AVAILABLE RECORDS -

Start

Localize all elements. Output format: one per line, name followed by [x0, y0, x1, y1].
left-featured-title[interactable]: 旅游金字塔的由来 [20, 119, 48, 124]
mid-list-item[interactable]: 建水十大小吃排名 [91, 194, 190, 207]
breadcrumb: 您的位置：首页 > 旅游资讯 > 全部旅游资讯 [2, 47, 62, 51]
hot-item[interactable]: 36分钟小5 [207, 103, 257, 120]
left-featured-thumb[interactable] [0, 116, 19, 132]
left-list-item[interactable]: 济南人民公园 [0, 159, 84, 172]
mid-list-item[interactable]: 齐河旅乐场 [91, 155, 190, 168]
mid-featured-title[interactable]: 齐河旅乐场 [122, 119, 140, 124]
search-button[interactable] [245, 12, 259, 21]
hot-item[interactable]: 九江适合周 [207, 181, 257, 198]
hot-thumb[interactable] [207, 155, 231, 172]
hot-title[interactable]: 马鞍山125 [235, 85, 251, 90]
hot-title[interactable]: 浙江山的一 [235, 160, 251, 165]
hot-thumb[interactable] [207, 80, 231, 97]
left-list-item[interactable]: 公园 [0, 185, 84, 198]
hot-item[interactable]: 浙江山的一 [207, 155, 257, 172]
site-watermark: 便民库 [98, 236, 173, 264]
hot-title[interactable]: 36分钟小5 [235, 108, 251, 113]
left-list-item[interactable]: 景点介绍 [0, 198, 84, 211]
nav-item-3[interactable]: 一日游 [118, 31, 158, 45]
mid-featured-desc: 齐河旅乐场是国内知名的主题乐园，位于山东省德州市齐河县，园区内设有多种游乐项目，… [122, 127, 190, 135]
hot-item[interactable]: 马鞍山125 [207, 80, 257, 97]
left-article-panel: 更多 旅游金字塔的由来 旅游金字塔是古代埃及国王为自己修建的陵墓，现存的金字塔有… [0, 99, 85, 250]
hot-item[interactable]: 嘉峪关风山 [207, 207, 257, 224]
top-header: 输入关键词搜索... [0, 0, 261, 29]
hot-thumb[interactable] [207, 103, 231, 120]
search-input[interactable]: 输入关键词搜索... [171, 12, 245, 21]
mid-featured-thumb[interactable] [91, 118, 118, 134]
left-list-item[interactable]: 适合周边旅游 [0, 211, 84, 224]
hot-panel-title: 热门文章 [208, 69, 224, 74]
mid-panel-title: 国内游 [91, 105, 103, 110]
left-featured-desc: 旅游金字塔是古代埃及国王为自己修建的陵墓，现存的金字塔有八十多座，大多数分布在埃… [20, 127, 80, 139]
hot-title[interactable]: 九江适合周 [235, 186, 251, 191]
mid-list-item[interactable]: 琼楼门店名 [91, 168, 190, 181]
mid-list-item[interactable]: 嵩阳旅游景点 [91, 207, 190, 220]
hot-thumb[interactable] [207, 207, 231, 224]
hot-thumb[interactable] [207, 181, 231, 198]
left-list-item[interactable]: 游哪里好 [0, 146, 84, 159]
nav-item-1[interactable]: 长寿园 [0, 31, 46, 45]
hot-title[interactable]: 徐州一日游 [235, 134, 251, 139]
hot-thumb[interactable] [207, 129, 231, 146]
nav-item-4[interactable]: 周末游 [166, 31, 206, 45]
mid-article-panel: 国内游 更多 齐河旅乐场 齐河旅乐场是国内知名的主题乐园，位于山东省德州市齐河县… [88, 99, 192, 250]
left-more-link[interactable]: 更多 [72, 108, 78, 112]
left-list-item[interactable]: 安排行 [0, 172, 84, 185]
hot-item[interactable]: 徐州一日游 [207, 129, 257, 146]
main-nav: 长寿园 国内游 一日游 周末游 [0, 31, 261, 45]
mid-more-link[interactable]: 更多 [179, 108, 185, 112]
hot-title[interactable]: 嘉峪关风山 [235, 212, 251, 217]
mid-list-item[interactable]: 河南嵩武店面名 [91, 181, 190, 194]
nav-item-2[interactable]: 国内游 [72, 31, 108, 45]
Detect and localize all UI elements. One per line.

End
Start

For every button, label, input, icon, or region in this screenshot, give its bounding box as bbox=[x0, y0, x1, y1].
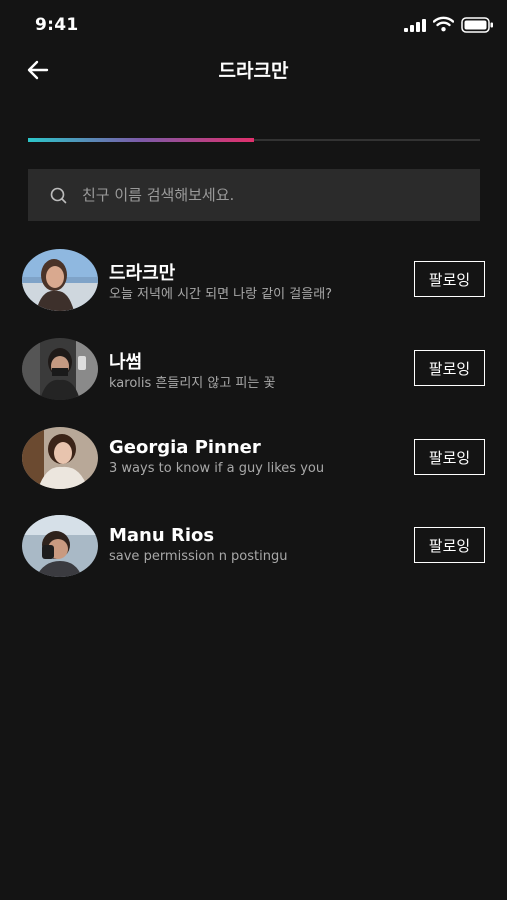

End

WHAT IS EXPECTED - Reproduce the stretch of lines from the one containing "Localize all elements." through the one containing "hot-item[interactable]: 36分钟小5 [207, 103, 257, 120]", both included, with no changes.

RESPONSE FOR THIS EXERCISE -
Localize all elements. Output format: one per line, name followed by [x0, y0, x1, y1].
left-featured-title[interactable]: 旅游金字塔的由来 [20, 119, 48, 124]
mid-list-item[interactable]: 建水十大小吃排名 [91, 194, 190, 207]
breadcrumb: 您的位置：首页 > 旅游资讯 > 全部旅游资讯 [2, 47, 62, 51]
hot-item[interactable]: 36分钟小5 [207, 103, 257, 120]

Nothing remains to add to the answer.